_What this task involves:_
Retype the entries character for character, starting at their first line and ending with the line that contains "- svg-text:100.60: 100.", including that line.

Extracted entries
-- -- --

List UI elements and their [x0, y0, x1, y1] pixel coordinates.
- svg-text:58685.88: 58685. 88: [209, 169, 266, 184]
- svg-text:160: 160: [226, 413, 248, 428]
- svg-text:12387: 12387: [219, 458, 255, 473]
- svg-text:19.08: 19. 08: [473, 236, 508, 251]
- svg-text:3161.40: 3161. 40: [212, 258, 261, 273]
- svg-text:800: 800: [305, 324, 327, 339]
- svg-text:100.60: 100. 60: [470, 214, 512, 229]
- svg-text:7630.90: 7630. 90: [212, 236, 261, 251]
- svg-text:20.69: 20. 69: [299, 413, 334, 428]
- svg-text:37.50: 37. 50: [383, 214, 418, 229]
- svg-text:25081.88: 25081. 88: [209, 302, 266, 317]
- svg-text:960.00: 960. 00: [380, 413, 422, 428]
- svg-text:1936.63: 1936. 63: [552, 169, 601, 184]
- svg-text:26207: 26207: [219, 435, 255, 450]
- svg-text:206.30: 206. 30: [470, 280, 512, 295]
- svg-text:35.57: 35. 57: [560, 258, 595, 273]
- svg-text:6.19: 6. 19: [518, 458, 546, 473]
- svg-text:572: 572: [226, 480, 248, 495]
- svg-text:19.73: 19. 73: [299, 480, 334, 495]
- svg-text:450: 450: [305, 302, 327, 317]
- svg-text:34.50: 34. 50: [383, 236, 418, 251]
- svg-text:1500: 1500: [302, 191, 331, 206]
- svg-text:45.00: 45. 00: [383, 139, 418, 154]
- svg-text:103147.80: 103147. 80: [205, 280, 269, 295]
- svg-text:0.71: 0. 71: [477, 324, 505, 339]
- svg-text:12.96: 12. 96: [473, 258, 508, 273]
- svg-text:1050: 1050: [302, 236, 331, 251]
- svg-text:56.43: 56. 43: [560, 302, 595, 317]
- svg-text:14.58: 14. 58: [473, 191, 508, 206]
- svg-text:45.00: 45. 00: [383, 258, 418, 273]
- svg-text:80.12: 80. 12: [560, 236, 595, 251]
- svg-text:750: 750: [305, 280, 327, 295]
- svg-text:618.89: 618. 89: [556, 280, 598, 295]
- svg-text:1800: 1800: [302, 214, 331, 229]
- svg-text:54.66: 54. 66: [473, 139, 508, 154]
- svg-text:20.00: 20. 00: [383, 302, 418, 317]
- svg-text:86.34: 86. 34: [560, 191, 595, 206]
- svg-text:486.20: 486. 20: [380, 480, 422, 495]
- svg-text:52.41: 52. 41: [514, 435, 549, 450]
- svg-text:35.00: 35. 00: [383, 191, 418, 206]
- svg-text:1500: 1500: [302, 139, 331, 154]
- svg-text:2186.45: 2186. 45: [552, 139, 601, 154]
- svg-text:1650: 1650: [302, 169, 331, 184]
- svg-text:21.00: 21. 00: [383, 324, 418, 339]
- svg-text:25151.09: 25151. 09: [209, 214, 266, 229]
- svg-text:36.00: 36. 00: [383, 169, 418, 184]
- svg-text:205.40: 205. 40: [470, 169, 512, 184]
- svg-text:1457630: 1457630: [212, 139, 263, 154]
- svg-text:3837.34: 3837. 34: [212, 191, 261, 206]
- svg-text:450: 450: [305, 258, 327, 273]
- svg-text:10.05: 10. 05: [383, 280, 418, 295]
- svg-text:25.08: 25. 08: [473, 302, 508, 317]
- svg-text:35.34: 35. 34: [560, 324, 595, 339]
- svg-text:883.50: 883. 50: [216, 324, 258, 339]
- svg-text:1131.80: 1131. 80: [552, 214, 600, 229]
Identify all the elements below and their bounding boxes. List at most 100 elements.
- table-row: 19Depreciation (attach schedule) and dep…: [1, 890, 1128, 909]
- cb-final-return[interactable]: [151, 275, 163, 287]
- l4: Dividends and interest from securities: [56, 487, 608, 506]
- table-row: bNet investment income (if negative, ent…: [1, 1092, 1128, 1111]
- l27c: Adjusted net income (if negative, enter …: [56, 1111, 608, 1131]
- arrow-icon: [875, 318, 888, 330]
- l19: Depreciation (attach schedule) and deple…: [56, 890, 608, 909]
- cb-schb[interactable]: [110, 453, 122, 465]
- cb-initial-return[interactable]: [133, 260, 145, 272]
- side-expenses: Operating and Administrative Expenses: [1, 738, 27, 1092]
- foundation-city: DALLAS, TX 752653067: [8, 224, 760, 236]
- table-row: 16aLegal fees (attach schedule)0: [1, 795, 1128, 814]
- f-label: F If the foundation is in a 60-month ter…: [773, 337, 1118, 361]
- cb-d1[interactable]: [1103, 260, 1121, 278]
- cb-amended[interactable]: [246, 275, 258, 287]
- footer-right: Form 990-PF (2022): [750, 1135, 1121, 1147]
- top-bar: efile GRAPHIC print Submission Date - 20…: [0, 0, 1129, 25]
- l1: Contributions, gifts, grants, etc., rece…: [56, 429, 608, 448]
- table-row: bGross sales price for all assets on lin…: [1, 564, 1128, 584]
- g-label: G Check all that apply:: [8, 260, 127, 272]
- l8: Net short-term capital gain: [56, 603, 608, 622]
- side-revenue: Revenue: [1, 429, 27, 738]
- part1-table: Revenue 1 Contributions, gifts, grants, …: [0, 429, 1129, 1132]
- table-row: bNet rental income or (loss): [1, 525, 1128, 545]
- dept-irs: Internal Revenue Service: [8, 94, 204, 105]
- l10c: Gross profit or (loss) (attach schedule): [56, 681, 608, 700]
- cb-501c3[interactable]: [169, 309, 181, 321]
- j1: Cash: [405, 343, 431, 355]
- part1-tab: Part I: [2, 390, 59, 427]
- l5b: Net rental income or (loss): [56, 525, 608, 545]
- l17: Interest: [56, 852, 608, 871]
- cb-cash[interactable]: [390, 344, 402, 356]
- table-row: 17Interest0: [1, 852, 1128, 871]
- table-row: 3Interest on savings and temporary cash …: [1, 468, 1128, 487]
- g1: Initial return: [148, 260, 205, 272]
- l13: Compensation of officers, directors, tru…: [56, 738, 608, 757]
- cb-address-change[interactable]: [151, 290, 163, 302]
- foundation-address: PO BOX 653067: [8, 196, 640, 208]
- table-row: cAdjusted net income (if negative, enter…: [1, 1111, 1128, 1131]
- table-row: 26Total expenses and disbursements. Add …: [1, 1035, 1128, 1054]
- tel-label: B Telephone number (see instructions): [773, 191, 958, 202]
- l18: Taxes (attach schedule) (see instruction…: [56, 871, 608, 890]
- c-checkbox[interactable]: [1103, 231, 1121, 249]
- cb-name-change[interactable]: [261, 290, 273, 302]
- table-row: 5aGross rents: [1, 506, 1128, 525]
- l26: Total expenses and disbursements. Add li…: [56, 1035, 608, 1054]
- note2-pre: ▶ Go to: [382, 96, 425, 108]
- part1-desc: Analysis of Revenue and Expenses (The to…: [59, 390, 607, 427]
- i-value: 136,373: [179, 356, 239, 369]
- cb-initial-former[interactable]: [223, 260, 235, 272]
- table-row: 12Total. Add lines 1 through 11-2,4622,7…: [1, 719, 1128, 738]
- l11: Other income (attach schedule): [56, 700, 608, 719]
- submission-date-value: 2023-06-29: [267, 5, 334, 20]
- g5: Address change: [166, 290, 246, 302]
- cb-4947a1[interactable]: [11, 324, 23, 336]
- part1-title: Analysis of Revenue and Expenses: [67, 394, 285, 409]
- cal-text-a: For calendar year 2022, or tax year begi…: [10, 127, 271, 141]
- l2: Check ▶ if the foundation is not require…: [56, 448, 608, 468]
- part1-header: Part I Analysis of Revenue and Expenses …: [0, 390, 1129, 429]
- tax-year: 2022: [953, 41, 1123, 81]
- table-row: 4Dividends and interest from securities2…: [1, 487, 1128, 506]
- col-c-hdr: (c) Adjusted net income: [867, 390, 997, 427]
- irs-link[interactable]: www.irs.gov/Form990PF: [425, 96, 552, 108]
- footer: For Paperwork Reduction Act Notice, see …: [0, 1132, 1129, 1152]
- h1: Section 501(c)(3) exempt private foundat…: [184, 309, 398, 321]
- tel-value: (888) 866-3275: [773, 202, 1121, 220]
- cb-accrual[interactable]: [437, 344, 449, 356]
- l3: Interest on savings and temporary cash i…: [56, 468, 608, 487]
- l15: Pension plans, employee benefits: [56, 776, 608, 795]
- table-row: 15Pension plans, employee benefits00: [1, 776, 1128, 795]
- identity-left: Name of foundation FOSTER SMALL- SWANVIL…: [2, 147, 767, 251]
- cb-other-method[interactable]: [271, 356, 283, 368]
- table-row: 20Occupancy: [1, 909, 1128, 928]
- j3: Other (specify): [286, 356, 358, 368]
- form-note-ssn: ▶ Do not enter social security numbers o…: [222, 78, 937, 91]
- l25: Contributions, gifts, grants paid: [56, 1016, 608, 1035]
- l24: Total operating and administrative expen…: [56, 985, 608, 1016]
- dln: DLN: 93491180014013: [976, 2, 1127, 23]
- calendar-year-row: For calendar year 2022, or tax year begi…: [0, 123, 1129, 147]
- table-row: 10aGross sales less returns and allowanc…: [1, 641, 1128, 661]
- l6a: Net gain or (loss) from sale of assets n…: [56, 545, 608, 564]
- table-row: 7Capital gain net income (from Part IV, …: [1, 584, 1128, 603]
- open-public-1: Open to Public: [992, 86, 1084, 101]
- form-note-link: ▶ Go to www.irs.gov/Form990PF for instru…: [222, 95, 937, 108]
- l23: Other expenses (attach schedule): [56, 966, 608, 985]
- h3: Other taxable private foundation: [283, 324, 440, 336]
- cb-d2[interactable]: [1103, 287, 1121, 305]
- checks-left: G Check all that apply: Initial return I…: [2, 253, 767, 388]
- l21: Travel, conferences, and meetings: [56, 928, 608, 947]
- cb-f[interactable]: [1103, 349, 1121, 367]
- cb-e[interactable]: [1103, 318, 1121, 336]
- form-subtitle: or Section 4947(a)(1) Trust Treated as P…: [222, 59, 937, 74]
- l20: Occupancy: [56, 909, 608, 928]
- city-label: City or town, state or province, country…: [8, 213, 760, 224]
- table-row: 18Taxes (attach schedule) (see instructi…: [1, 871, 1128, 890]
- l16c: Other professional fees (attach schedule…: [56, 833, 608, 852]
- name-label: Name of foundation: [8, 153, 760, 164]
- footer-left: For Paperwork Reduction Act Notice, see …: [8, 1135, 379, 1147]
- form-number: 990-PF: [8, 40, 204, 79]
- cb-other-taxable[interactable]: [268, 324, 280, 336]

-- -- --

_Response to the task:_
List UI elements and their [x0, y0, x1, y1] pixel coordinates.
- svg-text:58685.88: 58685. 88: [209, 169, 266, 184]
- svg-text:160: 160: [226, 413, 248, 428]
- svg-text:12387: 12387: [219, 458, 255, 473]
- svg-text:19.08: 19. 08: [473, 236, 508, 251]
- svg-text:3161.40: 3161. 40: [212, 258, 261, 273]
- svg-text:800: 800: [305, 324, 327, 339]
- svg-text:100.60: 100. 60: [470, 214, 512, 229]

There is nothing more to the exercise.